▸ **INSTRUCTIONS FOR THE TASK**: Which lines below hold the word "requerida"? Copy all of them.

--- START TASK INPUTS ---

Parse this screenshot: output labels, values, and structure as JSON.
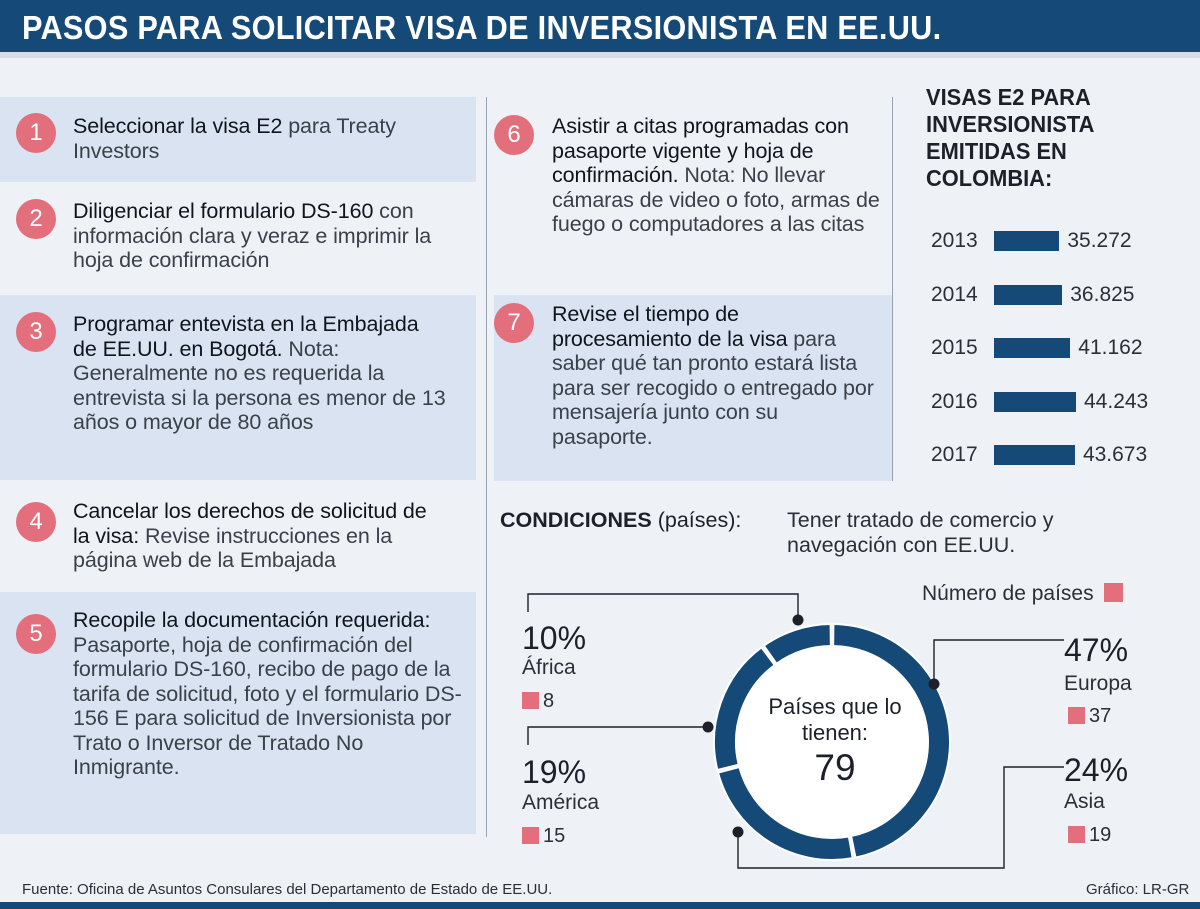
{
  "title": "PASOS PARA SOLICITAR VISA DE INVERSIONISTA EN EE.UU.",
  "steps": [
    {
      "num": "1",
      "bold": "Seleccionar la visa E2",
      "text": " para Treaty Investors"
    },
    {
      "num": "2",
      "bold": "Diligenciar el formulario DS-160",
      "text": " con información clara y veraz e imprimir la hoja de confirmación"
    },
    {
      "num": "3",
      "bold": "Programar entevista en la Embajada de EE.UU. en Bogotá.",
      "text": " Nota: Generalmente no es requerida la entrevista si la persona es menor de 13 años o mayor de 80 años"
    },
    {
      "num": "4",
      "bold": "Cancelar los derechos de solicitud de la visa:",
      "text": " Revise instrucciones en la página web de la Embajada"
    },
    {
      "num": "5",
      "bold": "Recopile la documentación requerida:",
      "text": " Pasaporte, hoja de confirmación del formulario DS-160, recibo de pago de la tarifa de solicitud, foto y el formulario DS-156 E para solicitud de Inversionista por Trato o Inversor de Tratado No Inmigrante."
    },
    {
      "num": "6",
      "bold": "Asistir a citas programadas con pasaporte vigente y hoja de confirmación.",
      "text": " Nota: No llevar cámaras de video o foto, armas de fuego o computadores a las citas"
    },
    {
      "num": "7",
      "bold": "Revise el tiempo de procesamiento de la visa",
      "text": " para saber qué tan pronto estará lista para ser recogido o entregado por mensajería junto con su pasaporte."
    }
  ],
  "chart_data": [
    {
      "type": "bar",
      "title": "VISAS E2 PARA INVERSIONISTA EMITIDAS EN COLOMBIA:",
      "categories": [
        "2013",
        "2014",
        "2015",
        "2016",
        "2017"
      ],
      "values": [
        35272,
        36825,
        41162,
        44243,
        43673
      ],
      "value_labels": [
        "35.272",
        "36.825",
        "41.162",
        "44.243",
        "43.673"
      ],
      "orientation": "horizontal",
      "color": "#154a78"
    },
    {
      "type": "pie",
      "title": "CONDICIONES",
      "title_suffix": "(países):",
      "description": "Tener tratado de comercio y navegación con EE.UU.",
      "legend": "Número de países",
      "center_label": "Países que lo tienen:",
      "center_value": "79",
      "slices": [
        {
          "region": "Europa",
          "percent": 47,
          "percent_label": "47%",
          "count": 37
        },
        {
          "region": "Asia",
          "percent": 24,
          "percent_label": "24%",
          "count": 19
        },
        {
          "region": "América",
          "percent": 19,
          "percent_label": "19%",
          "count": 15
        },
        {
          "region": "África",
          "percent": 10,
          "percent_label": "10%",
          "count": 8
        }
      ],
      "color": "#154a78",
      "accent": "#e36e7c"
    }
  ],
  "footer": {
    "source": "Fuente: Oficina de Asuntos Consulares del Departamento de Estado de EE.UU.",
    "credit": "Gráfico: LR-GR"
  }
}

--- END TASK INPUTS ---

▸ **RESULT BELOW**:
      "text": " Nota: Generalmente no es requerida la entrevista si la persona es menor de 13 años o mayor de 80 años"
      "bold": "Recopile la documentación requerida:",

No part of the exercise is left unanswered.